Filter the listing below down to the lines that contain the string "Tretry", treating uppercase and lowercase as distinct, and copy each matching line in full.

Excerpts from a layout annotation set:
* * * * * * * * *

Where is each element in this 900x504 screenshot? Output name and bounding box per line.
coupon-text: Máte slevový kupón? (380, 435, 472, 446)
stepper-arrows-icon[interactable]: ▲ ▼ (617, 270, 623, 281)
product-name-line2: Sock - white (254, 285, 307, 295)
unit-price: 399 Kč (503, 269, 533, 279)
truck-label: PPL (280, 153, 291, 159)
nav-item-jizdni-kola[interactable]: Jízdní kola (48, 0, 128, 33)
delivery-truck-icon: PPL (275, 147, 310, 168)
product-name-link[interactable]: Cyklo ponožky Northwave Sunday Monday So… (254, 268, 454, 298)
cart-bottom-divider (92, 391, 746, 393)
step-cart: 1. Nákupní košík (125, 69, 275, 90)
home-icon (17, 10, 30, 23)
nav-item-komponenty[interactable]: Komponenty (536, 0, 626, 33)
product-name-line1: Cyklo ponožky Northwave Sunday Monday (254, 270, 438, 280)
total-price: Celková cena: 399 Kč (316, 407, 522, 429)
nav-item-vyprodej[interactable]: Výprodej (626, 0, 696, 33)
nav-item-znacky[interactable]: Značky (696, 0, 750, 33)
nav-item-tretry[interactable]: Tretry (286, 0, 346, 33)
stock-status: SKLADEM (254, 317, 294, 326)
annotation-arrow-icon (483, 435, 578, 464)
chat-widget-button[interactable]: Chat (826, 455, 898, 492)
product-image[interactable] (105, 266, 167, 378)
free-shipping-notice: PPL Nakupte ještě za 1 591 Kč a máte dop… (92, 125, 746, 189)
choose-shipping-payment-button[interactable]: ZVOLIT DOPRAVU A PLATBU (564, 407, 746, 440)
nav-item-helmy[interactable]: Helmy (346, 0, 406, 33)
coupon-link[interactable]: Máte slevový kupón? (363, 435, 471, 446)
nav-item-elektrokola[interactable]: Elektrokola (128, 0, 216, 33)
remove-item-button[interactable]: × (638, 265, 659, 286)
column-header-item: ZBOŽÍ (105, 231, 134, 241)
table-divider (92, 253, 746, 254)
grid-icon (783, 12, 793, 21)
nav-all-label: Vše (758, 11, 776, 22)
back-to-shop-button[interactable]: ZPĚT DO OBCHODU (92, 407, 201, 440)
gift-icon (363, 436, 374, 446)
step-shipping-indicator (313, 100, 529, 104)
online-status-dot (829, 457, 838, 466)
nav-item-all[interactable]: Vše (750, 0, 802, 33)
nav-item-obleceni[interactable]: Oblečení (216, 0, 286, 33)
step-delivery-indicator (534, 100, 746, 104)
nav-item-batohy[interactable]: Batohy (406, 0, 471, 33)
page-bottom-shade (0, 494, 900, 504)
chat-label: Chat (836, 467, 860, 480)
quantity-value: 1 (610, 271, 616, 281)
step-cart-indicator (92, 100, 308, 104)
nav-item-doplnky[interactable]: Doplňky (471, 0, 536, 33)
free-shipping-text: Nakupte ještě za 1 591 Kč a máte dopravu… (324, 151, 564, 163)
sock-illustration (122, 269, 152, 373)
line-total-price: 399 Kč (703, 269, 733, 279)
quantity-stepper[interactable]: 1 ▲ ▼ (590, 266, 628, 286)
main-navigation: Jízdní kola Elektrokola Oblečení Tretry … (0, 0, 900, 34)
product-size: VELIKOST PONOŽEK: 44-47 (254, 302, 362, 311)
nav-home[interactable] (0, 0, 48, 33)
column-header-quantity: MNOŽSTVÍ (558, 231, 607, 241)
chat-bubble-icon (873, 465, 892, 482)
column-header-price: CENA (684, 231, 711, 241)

* * * * * * * * *

*ANSWER TO THIS TASK*:
nav-item-tretry[interactable]: Tretry (286, 0, 346, 33)
main-navigation: Jízdní kola Elektrokola Oblečení Tretry … (0, 0, 900, 34)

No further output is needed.